- _Problem to solve_
Copy each line that contains the word "kartasi".

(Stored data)
++++++

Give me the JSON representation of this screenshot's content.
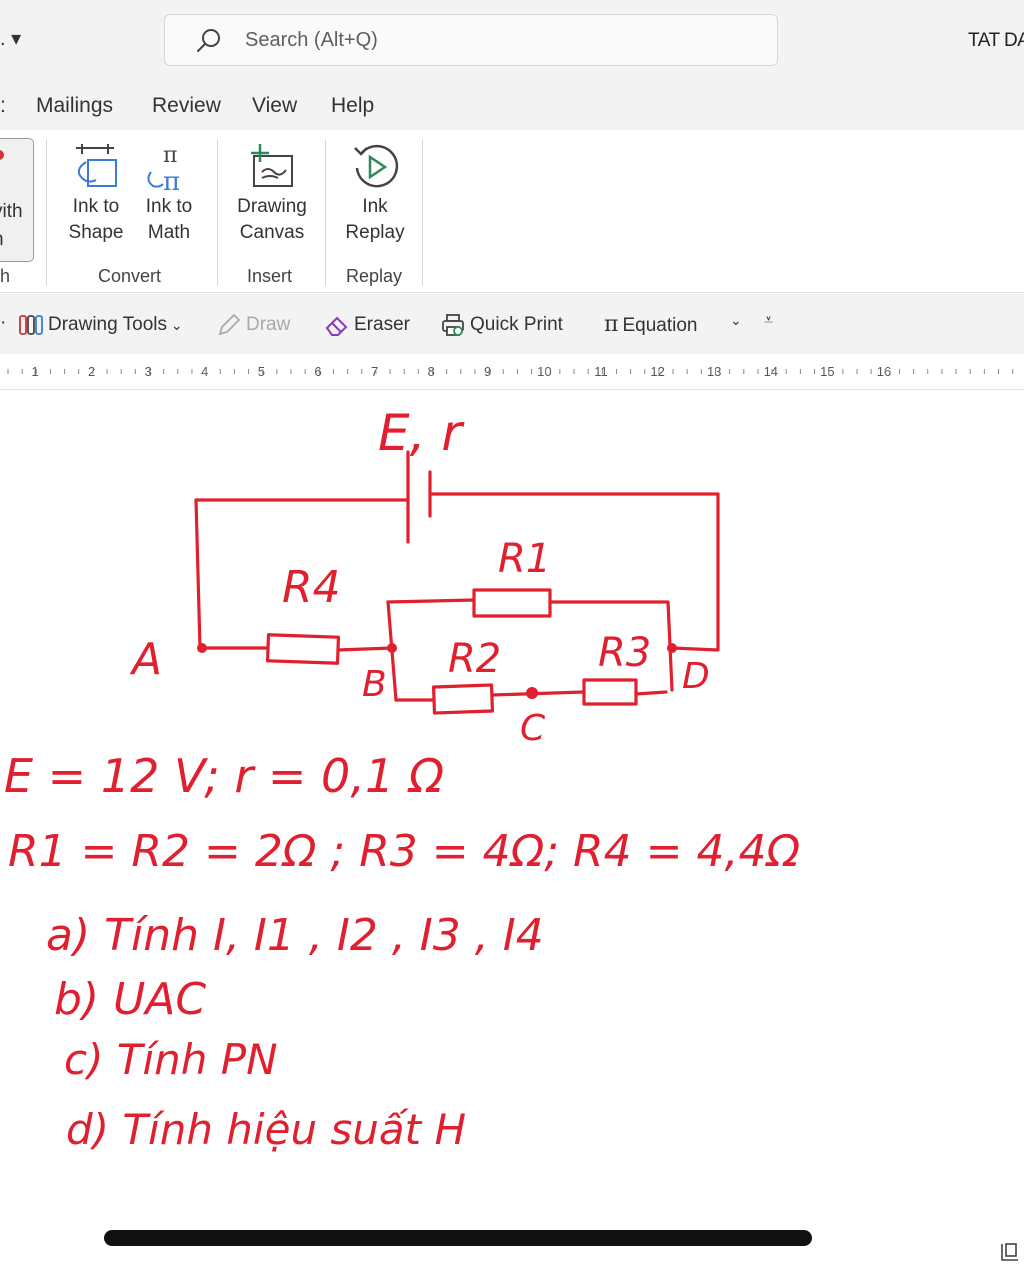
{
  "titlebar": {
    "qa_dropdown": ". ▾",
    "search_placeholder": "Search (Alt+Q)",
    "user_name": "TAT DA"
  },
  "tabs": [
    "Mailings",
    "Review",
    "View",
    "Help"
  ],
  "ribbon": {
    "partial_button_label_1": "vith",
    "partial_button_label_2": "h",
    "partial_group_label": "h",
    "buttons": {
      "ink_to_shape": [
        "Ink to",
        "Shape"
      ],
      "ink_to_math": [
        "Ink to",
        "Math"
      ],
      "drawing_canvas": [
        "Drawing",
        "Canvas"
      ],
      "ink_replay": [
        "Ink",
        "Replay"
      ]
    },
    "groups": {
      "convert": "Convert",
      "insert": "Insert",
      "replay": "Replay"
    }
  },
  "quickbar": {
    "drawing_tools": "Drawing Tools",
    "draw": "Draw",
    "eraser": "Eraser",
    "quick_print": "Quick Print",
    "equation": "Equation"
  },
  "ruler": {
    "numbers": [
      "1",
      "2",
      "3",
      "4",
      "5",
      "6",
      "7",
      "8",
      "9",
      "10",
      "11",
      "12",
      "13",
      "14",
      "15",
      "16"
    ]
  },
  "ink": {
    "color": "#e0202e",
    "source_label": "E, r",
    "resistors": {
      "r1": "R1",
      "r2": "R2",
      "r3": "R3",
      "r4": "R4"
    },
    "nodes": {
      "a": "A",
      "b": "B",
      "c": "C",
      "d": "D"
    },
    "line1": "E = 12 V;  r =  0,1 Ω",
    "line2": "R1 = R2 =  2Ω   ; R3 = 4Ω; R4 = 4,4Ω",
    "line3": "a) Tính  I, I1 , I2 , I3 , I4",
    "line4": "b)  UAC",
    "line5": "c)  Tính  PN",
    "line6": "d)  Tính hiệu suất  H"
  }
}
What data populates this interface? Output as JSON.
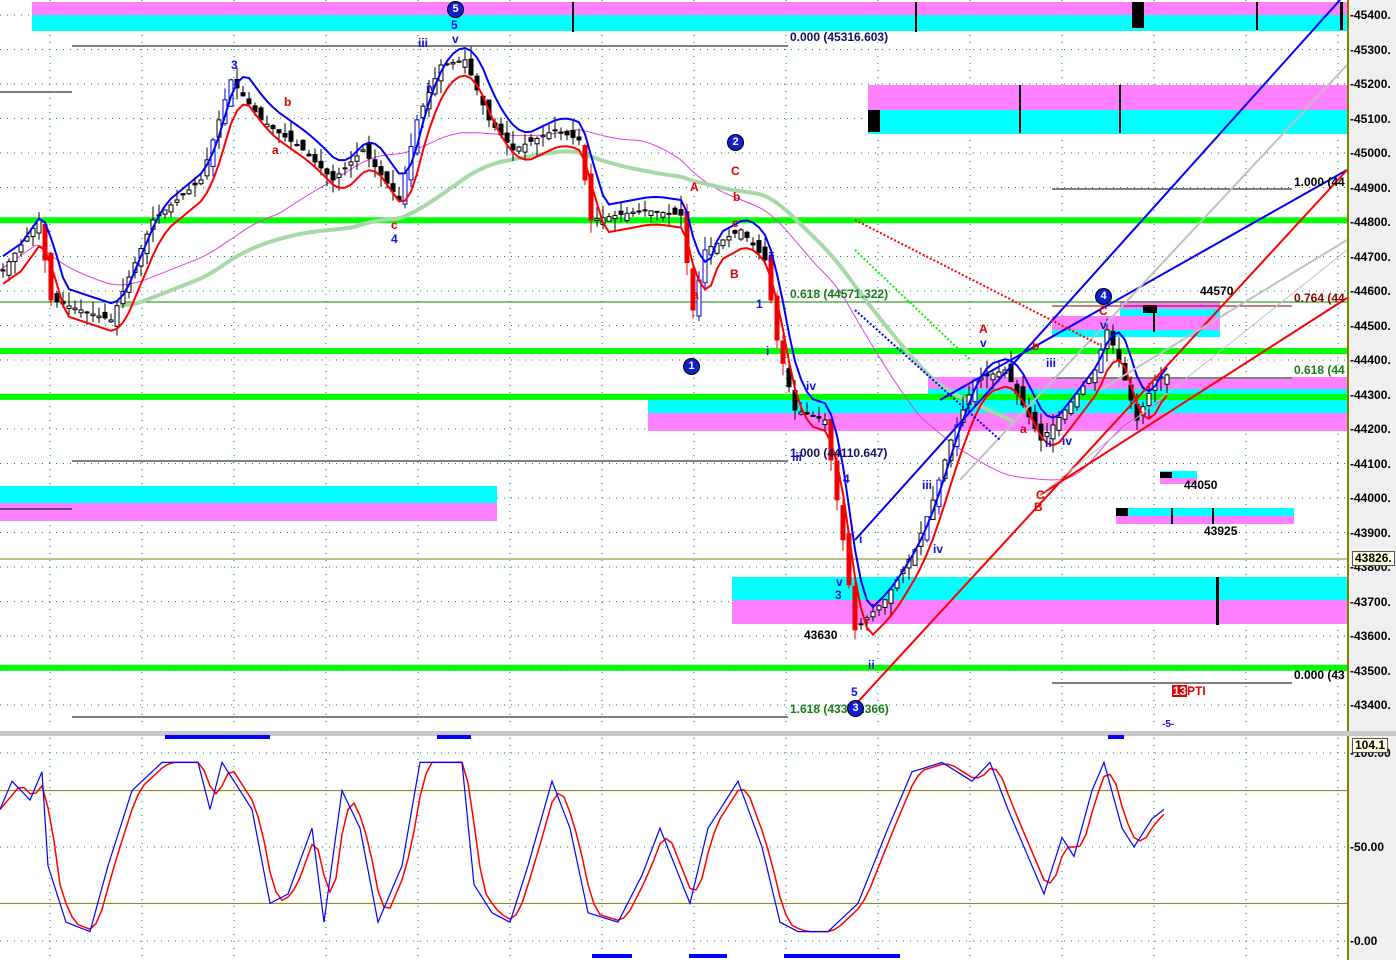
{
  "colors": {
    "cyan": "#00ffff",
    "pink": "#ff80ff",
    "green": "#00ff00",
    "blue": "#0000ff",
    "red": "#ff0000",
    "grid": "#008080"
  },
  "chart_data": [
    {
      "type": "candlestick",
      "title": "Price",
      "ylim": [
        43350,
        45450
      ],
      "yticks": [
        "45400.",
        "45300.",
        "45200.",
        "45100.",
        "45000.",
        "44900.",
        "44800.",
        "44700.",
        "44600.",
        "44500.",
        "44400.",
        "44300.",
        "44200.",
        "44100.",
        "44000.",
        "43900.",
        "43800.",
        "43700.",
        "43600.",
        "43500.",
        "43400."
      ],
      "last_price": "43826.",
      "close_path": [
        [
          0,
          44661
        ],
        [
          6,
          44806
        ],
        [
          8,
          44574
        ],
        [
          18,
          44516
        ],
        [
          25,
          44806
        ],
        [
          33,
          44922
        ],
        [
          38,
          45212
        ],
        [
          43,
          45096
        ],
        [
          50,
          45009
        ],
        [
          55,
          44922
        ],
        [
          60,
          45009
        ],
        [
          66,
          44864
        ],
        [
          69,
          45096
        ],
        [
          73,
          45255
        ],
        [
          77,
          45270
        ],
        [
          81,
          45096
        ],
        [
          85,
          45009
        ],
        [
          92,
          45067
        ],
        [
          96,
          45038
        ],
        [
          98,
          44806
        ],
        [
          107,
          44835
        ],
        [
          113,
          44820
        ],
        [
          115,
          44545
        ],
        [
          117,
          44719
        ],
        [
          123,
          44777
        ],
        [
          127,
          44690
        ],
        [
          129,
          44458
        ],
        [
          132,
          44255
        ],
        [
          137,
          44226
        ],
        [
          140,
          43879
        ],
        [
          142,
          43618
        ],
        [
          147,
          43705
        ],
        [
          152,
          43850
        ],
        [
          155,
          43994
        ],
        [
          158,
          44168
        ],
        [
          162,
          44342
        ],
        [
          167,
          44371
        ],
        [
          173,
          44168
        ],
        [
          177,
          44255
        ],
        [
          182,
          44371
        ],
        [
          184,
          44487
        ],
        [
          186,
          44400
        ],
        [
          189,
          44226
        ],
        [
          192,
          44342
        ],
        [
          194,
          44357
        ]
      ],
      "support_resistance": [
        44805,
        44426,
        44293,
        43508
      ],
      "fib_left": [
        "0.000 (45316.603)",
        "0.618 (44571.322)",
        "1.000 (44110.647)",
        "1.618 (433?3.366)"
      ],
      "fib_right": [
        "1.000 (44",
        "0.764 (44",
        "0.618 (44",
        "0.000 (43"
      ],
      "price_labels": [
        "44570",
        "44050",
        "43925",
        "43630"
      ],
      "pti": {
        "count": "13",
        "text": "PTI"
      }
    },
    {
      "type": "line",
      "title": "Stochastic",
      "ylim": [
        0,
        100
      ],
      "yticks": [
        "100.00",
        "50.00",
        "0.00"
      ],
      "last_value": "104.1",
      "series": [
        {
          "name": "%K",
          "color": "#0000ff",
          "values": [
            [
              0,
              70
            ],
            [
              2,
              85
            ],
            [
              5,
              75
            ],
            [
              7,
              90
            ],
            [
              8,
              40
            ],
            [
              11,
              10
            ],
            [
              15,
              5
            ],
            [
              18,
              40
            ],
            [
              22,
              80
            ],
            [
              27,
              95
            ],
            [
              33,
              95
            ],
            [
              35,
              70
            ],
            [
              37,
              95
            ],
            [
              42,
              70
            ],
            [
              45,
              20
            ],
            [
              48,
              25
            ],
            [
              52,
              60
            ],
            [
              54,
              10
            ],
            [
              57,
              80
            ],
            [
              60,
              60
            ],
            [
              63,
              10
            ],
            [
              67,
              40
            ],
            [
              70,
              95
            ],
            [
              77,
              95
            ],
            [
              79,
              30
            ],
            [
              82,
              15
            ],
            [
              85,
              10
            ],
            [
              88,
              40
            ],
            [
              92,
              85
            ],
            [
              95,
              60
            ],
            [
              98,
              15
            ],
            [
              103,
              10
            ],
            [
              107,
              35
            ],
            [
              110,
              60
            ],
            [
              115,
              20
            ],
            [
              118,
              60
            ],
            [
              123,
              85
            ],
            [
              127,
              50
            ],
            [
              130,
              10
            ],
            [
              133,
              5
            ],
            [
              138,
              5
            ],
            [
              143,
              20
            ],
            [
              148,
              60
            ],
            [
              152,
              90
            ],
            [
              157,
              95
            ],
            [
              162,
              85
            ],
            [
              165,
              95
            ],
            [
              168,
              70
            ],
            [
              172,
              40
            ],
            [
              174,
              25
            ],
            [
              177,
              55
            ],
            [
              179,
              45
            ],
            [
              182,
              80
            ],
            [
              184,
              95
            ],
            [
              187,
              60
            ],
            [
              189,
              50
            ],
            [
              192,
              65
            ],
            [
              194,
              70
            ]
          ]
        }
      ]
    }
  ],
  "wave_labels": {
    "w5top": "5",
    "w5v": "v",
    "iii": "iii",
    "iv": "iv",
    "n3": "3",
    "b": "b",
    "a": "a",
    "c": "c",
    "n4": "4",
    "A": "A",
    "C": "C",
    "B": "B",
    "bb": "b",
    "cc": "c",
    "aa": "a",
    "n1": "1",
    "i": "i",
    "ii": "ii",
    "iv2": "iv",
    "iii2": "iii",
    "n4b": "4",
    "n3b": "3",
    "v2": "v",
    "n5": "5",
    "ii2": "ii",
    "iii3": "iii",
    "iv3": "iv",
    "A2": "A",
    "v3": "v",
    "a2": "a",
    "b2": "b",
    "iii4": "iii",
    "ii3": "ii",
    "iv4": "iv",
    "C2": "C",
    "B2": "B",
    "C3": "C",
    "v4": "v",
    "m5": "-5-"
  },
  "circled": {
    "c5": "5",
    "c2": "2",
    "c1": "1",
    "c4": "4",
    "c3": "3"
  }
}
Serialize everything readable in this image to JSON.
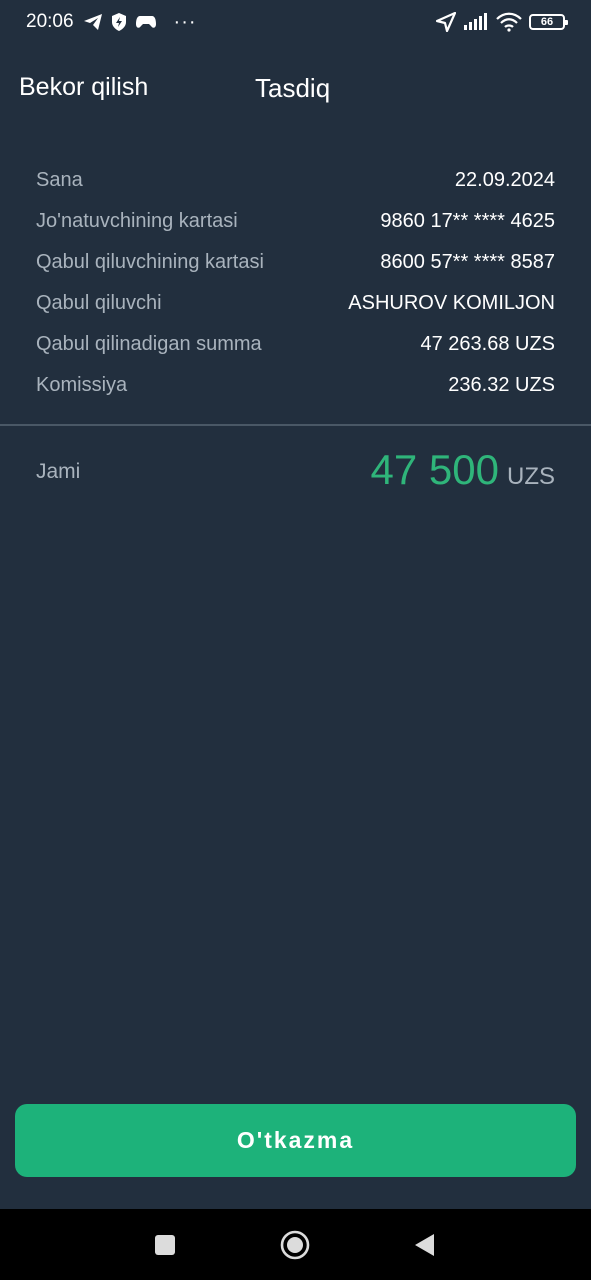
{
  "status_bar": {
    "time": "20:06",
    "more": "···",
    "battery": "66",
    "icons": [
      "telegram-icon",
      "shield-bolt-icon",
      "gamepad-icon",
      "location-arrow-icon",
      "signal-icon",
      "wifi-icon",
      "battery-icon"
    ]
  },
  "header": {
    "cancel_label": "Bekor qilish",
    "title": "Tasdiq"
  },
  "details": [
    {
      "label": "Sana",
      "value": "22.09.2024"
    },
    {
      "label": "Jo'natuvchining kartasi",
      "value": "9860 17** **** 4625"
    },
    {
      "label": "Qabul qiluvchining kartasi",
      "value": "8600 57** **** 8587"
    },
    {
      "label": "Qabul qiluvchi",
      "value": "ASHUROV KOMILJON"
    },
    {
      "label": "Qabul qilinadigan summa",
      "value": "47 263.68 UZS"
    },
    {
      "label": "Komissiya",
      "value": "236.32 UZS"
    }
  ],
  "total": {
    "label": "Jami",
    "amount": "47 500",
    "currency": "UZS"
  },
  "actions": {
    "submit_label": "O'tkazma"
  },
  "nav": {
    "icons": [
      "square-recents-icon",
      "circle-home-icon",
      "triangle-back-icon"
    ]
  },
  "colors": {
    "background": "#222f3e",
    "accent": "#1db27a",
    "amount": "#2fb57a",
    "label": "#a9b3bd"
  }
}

++++++

- _Right answer_
      "label": "Jo'natuvchining kartasi",
      "label": "Qabul qiluvchining kartasi",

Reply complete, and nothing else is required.